**TASK OBJECTIVE:** Copy every line of the listing that holds the string "labels".

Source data

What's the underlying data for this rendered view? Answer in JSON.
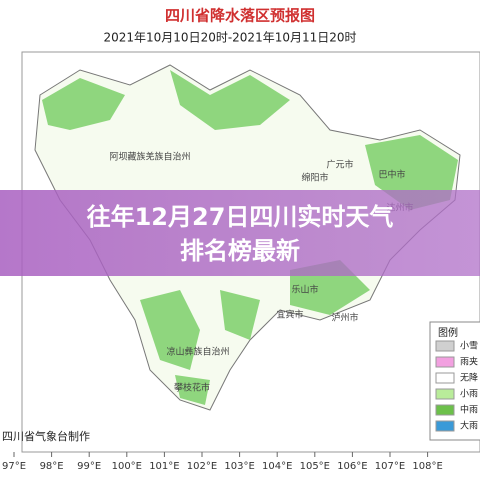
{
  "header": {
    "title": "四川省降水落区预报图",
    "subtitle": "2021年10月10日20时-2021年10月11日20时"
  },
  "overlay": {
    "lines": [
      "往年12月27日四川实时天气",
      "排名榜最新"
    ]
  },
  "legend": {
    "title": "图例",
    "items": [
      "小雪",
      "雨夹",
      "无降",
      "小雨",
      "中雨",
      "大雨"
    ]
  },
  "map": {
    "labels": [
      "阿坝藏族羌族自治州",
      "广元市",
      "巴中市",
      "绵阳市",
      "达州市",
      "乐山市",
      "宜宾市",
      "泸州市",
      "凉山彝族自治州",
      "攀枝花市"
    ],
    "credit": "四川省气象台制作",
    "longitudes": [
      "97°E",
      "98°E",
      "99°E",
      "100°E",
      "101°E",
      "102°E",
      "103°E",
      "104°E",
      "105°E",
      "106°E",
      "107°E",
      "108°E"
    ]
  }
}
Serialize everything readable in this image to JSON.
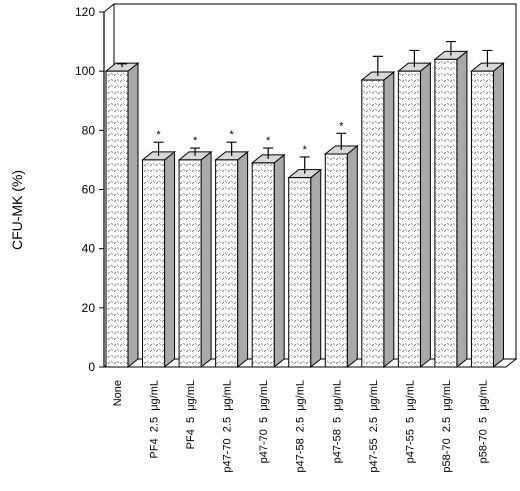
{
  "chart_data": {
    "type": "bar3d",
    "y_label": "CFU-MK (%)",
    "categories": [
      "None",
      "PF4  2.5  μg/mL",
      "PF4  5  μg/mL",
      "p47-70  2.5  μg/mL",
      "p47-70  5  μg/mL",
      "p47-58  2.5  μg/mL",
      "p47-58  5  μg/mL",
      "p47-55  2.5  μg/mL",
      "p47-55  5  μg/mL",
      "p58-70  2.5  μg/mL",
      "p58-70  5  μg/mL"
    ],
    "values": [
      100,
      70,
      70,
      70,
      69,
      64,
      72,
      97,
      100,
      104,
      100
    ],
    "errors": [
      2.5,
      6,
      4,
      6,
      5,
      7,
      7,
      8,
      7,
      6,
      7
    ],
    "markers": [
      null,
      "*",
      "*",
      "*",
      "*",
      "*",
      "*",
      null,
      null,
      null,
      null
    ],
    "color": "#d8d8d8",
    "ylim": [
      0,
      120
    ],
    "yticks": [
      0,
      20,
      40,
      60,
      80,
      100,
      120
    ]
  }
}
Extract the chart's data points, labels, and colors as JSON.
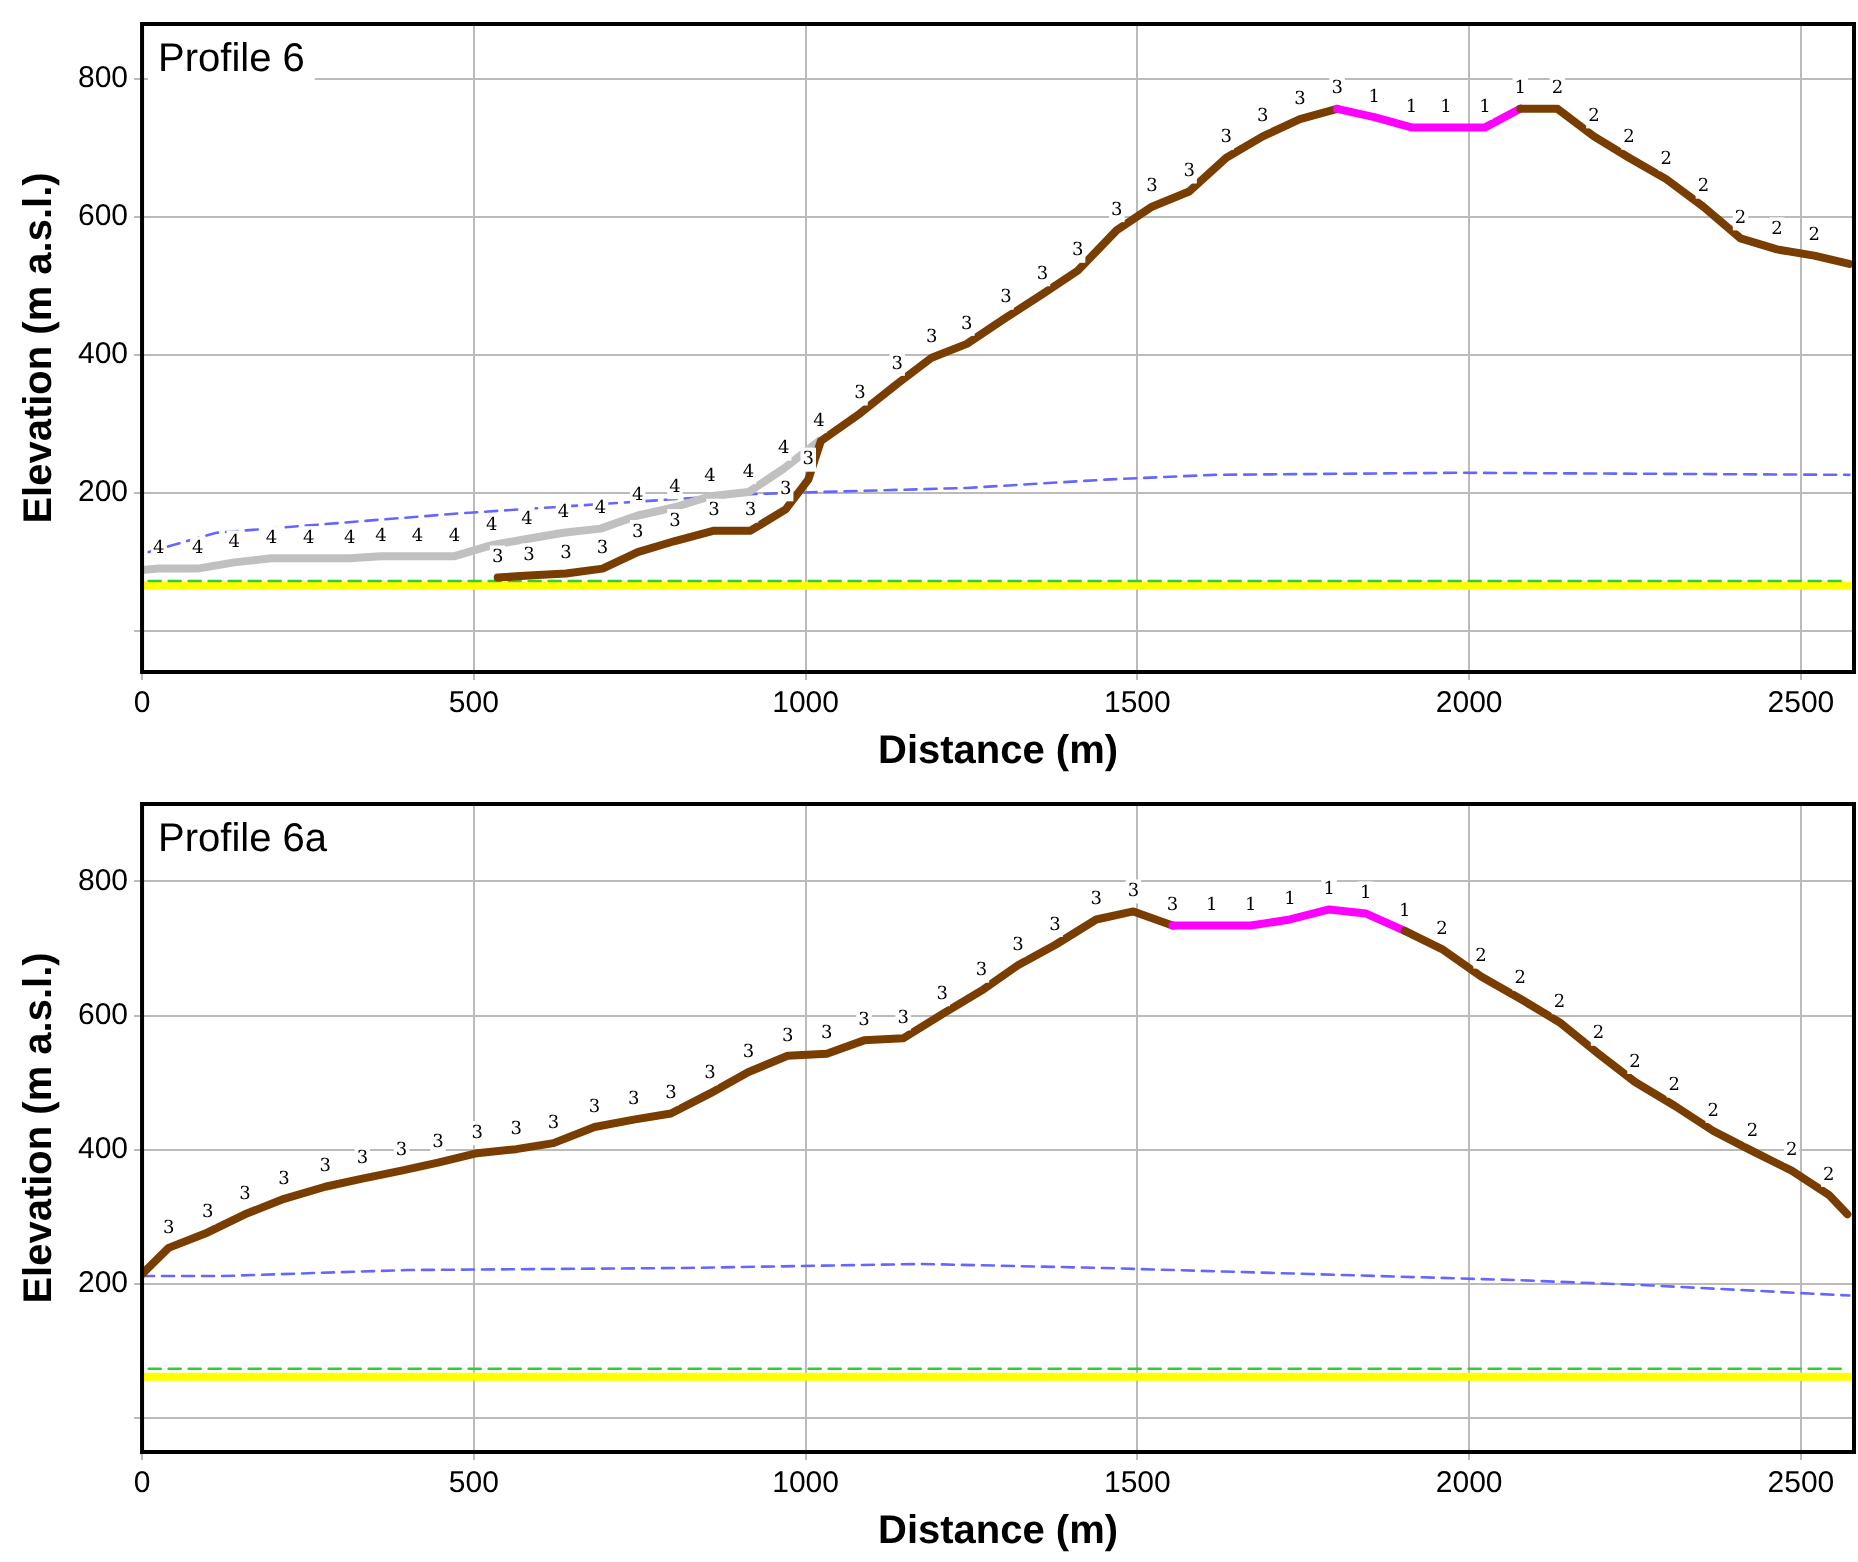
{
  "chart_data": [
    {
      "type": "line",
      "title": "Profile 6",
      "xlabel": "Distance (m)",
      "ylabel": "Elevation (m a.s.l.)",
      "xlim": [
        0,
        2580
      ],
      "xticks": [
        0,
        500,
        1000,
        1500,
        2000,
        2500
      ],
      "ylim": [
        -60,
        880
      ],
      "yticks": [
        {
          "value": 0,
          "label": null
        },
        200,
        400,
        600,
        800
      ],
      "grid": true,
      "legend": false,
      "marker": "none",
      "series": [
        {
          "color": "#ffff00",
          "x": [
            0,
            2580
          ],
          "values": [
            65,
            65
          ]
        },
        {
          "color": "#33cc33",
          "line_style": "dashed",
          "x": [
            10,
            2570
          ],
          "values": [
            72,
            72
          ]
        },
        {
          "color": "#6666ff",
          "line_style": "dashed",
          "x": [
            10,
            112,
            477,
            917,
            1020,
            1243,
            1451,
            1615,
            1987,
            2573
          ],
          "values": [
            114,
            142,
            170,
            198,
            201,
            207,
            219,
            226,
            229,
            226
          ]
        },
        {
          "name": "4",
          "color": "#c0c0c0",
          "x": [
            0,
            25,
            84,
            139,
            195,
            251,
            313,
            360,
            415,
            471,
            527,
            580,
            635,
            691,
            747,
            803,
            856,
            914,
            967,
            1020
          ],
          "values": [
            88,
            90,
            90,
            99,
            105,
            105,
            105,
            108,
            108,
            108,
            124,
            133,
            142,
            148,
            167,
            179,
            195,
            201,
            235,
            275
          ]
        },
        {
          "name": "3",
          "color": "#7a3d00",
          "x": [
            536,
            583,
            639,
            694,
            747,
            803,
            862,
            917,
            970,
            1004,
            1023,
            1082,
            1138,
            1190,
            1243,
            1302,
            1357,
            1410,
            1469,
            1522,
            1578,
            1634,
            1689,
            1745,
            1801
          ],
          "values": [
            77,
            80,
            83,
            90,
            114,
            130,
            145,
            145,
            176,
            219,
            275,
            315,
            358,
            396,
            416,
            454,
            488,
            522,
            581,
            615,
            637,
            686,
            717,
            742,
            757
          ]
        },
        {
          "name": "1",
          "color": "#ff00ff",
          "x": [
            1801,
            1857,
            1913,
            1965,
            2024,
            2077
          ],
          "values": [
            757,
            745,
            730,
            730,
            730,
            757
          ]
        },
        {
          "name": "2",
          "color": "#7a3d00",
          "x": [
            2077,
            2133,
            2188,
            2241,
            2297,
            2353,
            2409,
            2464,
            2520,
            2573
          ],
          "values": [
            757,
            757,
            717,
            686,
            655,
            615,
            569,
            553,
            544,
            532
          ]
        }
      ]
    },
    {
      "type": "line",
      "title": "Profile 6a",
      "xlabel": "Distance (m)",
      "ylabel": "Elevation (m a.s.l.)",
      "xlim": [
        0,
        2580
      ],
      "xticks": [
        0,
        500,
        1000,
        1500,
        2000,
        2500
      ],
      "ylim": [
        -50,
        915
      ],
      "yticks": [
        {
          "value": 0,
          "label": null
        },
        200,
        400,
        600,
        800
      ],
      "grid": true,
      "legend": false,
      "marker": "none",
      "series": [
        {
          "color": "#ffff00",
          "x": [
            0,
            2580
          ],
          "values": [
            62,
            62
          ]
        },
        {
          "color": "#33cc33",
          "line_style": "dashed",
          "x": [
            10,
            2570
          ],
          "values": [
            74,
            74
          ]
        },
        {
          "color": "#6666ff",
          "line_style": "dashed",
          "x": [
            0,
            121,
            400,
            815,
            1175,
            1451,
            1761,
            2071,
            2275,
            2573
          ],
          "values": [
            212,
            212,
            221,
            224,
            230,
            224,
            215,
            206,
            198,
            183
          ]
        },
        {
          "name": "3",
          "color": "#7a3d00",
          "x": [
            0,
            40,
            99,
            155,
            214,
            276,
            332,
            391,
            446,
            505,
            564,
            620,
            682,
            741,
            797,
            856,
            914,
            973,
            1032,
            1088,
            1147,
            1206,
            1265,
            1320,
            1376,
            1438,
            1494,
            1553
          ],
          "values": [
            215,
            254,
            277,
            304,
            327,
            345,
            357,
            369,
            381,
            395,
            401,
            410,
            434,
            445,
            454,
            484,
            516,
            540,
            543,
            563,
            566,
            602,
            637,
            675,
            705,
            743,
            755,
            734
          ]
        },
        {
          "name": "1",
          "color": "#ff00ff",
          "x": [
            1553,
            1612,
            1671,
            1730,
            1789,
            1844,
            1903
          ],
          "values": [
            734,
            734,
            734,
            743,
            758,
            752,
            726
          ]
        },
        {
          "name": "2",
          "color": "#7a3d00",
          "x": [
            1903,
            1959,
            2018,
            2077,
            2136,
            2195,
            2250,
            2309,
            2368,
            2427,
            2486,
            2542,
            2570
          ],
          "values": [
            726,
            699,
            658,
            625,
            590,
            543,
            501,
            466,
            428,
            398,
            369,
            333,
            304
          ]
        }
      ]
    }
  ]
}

**OUTPUT FOR THIS EXERCISE:**
    "labels": [
Extract the chart's data points, labels, and colors as JSON.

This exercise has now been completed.